======== Stored records ========

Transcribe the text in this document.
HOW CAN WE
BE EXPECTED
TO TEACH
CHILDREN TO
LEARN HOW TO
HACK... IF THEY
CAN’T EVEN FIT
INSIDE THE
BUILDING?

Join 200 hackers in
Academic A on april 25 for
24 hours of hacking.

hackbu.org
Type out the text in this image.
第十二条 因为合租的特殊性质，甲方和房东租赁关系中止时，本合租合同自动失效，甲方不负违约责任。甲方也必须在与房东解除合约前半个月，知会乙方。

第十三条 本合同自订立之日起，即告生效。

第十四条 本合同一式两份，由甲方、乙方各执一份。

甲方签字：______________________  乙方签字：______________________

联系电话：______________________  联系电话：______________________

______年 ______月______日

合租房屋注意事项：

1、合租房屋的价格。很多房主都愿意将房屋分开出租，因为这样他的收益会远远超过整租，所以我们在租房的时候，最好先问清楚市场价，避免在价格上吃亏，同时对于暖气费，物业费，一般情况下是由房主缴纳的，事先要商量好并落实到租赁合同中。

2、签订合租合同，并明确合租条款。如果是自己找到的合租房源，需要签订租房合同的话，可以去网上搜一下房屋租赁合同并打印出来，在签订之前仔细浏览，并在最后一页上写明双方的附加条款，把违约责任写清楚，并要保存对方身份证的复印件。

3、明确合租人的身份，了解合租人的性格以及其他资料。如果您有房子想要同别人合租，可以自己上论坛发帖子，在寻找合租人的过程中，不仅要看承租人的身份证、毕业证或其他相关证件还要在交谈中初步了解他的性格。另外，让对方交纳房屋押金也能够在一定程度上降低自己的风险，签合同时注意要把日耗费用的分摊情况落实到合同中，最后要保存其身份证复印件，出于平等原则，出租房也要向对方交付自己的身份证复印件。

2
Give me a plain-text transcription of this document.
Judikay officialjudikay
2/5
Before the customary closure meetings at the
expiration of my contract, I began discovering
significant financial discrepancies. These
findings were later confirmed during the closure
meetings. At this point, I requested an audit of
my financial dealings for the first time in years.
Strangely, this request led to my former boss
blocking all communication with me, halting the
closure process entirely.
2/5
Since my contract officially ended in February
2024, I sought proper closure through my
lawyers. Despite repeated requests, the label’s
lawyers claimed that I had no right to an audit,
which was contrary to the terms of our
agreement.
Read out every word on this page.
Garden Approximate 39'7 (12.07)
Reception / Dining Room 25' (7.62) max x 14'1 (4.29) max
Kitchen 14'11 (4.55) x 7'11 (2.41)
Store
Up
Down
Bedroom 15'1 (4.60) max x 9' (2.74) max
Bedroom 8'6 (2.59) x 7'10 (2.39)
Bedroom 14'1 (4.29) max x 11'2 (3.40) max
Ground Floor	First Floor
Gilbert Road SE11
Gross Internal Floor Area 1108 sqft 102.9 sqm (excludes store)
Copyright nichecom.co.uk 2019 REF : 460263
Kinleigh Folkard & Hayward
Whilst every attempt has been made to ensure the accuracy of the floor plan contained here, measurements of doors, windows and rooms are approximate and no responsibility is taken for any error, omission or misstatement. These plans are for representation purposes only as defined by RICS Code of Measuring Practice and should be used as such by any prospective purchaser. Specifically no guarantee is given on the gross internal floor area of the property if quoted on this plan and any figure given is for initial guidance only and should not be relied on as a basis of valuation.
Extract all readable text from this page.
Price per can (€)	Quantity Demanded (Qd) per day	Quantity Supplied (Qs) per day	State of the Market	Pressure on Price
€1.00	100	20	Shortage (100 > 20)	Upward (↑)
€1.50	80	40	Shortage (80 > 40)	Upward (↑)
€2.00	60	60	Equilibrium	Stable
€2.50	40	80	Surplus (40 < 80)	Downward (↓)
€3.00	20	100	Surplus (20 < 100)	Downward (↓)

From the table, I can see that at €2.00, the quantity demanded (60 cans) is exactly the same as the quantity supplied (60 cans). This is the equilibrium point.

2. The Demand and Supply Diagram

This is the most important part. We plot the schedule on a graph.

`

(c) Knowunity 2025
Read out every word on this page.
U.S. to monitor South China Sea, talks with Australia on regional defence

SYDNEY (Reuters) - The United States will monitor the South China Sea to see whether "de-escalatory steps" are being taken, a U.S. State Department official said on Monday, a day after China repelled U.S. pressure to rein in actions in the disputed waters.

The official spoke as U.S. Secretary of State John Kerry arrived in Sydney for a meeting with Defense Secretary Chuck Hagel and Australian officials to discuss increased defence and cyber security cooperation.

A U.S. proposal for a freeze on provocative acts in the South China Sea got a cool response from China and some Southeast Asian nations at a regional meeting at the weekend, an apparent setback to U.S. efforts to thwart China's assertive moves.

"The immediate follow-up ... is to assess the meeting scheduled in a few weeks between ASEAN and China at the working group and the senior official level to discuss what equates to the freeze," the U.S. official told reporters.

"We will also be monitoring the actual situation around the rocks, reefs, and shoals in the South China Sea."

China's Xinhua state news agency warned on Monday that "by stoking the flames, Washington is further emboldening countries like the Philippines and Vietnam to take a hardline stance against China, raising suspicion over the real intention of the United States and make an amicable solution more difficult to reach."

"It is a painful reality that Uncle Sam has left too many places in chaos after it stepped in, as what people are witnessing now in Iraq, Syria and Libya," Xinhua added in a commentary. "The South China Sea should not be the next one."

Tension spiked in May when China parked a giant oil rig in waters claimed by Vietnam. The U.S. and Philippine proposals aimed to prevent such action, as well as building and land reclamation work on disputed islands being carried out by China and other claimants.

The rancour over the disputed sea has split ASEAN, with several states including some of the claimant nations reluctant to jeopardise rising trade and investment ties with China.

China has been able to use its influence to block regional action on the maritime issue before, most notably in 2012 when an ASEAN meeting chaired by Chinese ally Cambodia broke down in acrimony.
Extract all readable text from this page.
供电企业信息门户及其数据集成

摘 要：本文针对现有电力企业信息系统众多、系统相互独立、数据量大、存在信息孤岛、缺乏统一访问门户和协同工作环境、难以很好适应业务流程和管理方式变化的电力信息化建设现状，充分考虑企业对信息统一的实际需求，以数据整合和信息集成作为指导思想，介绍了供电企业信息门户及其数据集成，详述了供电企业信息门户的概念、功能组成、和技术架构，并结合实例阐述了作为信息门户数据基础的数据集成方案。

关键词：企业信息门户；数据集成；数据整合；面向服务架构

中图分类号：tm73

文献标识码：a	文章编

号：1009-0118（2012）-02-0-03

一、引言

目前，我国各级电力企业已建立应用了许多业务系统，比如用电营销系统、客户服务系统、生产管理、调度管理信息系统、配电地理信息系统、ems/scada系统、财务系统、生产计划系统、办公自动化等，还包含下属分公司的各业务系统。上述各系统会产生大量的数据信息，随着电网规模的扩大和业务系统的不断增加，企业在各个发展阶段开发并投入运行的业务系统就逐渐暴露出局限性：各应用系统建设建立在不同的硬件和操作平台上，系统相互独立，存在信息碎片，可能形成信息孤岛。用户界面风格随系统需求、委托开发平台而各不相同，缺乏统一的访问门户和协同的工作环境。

========

◆ What you have to do
Using the listing above, pick out each line that contains the word "Monday", then copy it.

◆ Response below
SYDNEY (Reuters) - The United States will monitor the South China Sea to see whether "de-escalatory steps" are being taken, a U.S. State Department official said on Monday, a day after China repelled U.S. pressure to rein in actions in the disputed waters.
China's Xinhua state news agency warned on Monday that "by stoking the flames, Washington is further emboldening countries like the Philippines and Vietnam to take a hardline stance against China, raising suspicion over the real intention of the United States and make an amicable solution more difficult to reach."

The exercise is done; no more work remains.